## What is being asked
In the passage on the fee agreement, what language does the State Bar suggest for stating that an attorney lacks professional liability insurance?

## Exercise passage
As the opposition admits, the Fee Agreement “does not precisely replicate the model language recommended under former California Rule of Professional Conduct 3-410 regarding an attorney’s lack of professional liability insurance.” However, as the opposition also notes, the State Bar’s suggested language -- “I do not have professional liability insurance” -- is a model, not a mandate.

 

As a preliminary matter, at the demurrer stage, courts construe any favorable interpretation of a contract in the light most favorable to the pleading party. (Ferrick v. Santa Clara University (2014) 231 Cal.App.4th 1337, 1341 [“A complaint's allegations are construed liberally in favor of the pleader.”]; Martinez v. Socoma Companies, Inc. (1974) 11 Cal.3d 394, 400 [“When a complaint is based on a written contract which it sets out in full, a general demurrer to the complaint admits not only the contents of the instrument but also any pleaded meaning to which the instrument is reasonably susceptible.”].) Moreover, borrowing from the concept of informed consent in the context of medical procedures, generally, it is a factual question as to whether a physician has obtained a patient’s informed consent. (McKinney v. Nash (1981) 120 Cal.App.3d 428, 441.) Thus, a determination of whether the Fee Agreement provided informed consent at the demurrer stage here is not proper.

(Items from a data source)
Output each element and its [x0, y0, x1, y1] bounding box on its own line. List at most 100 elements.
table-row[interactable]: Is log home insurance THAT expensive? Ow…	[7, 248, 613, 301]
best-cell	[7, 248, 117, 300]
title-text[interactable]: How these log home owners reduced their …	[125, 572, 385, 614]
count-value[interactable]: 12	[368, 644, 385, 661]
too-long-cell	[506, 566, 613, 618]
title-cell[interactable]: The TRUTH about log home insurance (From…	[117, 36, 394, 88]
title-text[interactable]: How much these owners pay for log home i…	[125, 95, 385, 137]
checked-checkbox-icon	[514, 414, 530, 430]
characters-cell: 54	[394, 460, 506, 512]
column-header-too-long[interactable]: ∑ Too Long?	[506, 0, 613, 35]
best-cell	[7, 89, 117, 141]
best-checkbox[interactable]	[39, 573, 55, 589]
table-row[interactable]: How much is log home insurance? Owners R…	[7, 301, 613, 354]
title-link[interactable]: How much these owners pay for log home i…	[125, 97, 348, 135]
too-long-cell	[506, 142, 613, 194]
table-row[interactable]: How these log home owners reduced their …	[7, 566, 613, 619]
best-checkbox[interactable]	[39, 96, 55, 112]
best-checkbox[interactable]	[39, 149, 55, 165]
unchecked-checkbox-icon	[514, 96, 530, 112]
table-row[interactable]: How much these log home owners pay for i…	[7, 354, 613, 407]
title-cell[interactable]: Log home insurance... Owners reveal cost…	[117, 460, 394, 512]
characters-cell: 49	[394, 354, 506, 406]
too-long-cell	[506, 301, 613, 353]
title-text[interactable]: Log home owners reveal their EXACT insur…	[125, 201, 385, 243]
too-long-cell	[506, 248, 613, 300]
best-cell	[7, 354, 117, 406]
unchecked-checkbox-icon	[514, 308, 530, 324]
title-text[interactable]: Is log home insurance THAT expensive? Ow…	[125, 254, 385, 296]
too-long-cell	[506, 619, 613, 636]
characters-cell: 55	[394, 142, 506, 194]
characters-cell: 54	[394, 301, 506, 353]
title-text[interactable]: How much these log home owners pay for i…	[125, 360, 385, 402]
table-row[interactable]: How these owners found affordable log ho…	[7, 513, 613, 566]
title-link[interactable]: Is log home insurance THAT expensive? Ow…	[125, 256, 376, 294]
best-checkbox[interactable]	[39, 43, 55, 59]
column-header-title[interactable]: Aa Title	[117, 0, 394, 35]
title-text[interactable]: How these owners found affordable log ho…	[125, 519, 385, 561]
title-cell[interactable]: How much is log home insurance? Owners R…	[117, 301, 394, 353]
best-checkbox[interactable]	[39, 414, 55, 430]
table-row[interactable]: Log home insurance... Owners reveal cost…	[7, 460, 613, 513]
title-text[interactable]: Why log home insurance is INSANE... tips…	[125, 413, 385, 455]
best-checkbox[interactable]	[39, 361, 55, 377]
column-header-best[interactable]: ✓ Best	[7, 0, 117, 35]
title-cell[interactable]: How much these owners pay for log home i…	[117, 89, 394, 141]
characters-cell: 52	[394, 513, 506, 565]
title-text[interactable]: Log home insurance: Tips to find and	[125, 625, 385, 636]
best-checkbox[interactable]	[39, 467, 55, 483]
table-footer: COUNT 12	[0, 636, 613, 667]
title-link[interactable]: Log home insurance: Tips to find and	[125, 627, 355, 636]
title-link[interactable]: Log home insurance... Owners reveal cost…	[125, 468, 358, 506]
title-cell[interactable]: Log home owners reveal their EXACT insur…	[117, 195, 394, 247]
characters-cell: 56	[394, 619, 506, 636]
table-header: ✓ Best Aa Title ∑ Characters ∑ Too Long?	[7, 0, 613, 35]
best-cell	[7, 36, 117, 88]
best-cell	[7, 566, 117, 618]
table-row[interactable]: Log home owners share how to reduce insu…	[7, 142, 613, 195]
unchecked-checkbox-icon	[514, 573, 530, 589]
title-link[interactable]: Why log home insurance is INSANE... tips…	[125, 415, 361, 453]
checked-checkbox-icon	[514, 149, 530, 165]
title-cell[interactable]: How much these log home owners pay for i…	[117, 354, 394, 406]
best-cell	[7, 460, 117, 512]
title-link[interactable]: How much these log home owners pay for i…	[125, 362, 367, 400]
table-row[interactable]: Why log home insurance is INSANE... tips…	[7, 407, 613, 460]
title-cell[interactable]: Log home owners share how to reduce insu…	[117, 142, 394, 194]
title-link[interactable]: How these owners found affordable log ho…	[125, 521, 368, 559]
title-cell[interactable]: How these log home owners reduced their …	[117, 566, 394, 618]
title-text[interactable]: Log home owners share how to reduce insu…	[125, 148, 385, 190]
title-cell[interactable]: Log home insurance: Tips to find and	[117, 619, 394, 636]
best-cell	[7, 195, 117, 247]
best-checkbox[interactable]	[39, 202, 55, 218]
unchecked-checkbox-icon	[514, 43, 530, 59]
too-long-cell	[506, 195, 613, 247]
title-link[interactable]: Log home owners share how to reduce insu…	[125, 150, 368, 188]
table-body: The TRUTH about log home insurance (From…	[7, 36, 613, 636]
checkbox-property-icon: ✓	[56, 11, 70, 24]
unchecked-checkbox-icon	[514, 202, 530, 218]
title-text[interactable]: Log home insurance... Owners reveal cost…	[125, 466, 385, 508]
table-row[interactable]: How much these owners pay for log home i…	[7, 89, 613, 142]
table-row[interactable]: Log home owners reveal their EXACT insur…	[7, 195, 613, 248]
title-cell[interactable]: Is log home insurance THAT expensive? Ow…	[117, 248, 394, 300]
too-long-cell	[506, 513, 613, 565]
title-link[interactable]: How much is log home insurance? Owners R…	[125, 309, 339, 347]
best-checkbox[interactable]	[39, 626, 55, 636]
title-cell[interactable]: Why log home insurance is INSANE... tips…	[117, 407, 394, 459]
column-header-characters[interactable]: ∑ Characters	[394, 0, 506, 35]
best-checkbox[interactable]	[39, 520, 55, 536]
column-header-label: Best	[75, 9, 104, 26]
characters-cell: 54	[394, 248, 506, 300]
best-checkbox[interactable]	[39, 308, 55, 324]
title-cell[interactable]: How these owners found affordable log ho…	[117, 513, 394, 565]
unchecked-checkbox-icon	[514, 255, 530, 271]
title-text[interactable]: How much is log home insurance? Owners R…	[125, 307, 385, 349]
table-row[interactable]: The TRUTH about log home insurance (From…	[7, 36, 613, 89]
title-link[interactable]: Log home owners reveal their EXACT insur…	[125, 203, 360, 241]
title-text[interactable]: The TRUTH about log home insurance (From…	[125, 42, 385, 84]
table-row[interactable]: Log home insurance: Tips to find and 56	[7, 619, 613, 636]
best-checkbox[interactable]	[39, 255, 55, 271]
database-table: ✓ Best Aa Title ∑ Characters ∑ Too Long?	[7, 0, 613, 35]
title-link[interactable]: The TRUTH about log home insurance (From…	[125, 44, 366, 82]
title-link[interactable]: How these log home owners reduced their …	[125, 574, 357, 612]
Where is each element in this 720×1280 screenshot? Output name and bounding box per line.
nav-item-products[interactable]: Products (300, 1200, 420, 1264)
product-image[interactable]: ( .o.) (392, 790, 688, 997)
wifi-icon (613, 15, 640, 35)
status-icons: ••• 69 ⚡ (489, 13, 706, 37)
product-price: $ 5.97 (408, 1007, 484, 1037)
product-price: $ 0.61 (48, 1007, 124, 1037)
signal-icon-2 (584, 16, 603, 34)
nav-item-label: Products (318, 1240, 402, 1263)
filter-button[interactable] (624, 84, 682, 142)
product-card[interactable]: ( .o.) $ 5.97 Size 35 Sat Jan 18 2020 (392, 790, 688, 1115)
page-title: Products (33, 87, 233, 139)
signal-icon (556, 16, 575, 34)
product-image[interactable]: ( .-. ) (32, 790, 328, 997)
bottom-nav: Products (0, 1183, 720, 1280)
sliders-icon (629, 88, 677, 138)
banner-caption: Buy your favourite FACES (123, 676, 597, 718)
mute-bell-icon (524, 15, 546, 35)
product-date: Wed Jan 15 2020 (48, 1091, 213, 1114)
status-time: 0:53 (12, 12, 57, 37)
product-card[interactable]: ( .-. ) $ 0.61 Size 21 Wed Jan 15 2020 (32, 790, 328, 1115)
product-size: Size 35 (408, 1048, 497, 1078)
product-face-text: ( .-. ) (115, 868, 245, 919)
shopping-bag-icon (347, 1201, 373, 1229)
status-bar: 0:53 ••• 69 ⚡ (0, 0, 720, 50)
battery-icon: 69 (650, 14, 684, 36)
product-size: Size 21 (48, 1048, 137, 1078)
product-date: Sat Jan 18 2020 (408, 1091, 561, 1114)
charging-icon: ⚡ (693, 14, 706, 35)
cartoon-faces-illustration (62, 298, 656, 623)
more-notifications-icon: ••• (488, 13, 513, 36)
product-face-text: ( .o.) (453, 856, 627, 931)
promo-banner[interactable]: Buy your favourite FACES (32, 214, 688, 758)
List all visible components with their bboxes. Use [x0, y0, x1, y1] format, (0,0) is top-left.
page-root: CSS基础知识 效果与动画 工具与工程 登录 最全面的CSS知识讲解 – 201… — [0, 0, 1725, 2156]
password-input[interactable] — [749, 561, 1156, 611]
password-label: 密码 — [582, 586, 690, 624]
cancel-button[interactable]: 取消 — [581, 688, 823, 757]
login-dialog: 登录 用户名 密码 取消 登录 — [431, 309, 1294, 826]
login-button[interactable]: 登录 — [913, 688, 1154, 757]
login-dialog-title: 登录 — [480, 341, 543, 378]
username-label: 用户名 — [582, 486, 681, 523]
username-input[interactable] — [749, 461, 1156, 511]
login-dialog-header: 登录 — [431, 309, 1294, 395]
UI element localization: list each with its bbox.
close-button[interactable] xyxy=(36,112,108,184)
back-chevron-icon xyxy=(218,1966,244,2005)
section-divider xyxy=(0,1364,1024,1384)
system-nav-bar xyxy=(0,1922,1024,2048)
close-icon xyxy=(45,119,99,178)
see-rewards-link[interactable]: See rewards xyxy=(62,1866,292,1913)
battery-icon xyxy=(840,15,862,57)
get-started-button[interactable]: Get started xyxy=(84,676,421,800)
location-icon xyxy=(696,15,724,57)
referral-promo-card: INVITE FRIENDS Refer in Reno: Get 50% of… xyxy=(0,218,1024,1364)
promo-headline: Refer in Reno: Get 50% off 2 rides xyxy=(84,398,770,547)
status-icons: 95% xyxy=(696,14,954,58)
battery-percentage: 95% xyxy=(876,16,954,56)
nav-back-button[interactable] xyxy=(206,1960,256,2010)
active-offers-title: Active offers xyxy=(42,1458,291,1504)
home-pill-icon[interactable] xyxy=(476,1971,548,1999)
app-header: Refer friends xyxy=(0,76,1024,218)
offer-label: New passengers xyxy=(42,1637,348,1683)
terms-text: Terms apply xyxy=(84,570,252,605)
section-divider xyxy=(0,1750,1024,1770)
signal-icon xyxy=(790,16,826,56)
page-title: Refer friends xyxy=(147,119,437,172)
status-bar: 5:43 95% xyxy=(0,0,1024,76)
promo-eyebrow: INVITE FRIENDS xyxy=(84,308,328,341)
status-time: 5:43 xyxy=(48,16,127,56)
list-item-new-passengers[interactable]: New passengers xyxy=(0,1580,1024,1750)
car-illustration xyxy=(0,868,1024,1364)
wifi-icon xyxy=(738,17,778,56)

## Expected answer
"I do not have professional liability insurance."